*What you will do*:
Every line that contains the word "Saft" should be copied.

* begin Items *

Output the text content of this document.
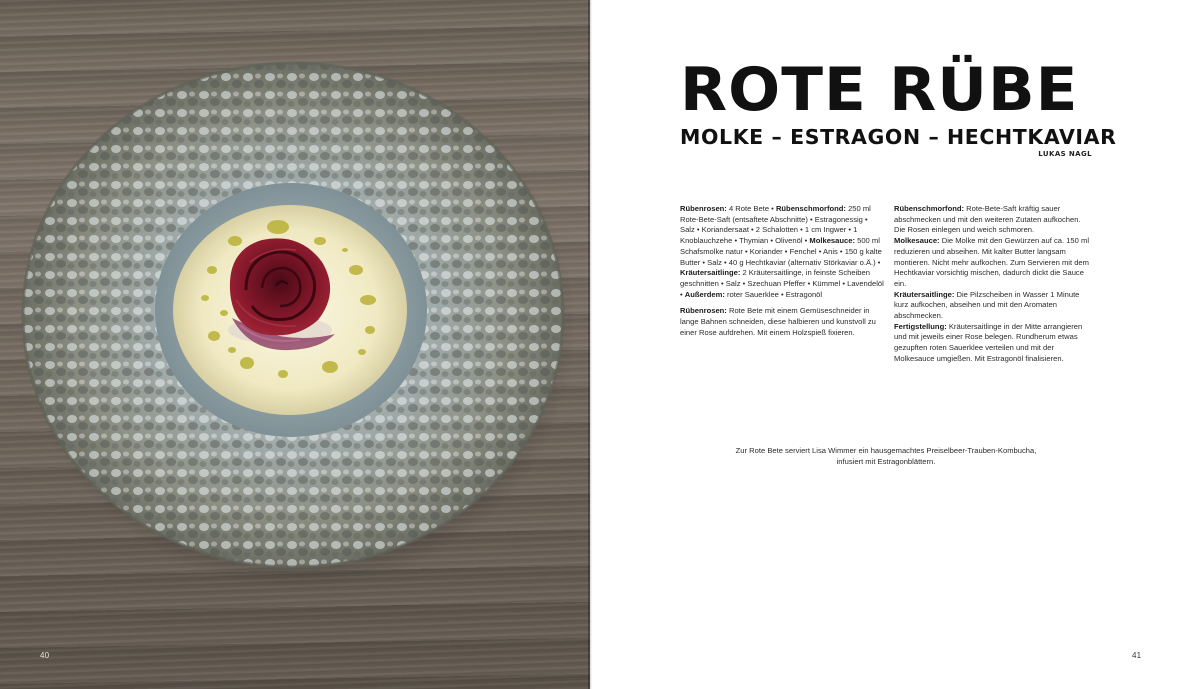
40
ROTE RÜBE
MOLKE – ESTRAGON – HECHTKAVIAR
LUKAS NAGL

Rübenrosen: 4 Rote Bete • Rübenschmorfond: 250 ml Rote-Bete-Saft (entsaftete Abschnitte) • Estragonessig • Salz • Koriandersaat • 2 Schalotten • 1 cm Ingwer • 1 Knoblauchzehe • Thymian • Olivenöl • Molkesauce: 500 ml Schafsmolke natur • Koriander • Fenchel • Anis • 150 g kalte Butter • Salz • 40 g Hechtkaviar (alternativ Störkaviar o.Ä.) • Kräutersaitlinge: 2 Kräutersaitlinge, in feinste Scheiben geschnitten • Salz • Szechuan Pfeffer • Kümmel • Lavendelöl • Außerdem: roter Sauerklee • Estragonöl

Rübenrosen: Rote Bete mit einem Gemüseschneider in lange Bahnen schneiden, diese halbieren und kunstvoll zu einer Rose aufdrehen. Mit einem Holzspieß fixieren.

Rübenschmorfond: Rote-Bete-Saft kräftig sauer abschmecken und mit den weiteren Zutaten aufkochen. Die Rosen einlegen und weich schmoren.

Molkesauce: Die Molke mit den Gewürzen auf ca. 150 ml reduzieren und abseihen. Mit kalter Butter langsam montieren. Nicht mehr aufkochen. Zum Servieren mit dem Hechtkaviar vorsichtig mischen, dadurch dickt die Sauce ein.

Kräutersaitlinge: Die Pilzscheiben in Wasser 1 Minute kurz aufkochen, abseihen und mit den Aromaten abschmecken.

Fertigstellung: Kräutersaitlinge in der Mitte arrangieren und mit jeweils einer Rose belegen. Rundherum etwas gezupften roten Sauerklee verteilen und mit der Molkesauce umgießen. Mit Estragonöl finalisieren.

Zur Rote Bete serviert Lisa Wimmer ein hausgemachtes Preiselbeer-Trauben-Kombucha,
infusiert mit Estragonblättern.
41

* end Items *

*The completed task*:
Rübenrosen: 4 Rote Bete • Rübenschmorfond: 250 ml Rote-Bete-Saft (entsaftete Abschnitte) • Estragonessig • Salz • Koriandersaat • 2 Schalotten • 1 cm Ingwer • 1 Knoblauchzehe • Thymian • Olivenöl • Molkesauce: 500 ml Schafsmolke natur • Koriander • Fenchel • Anis • 150 g kalte Butter • Salz • 40 g Hechtkaviar (alternativ Störkaviar o.Ä.) • Kräutersaitlinge: 2 Kräutersaitlinge, in feinste Scheiben geschnitten • Salz • Szechuan Pfeffer • Kümmel • Lavendelöl • Außerdem: roter Sauerklee • Estragonöl
Rübenschmorfond: Rote-Bete-Saft kräftig sauer abschmecken und mit den weiteren Zutaten aufkochen. Die Rosen einlegen und weich schmoren.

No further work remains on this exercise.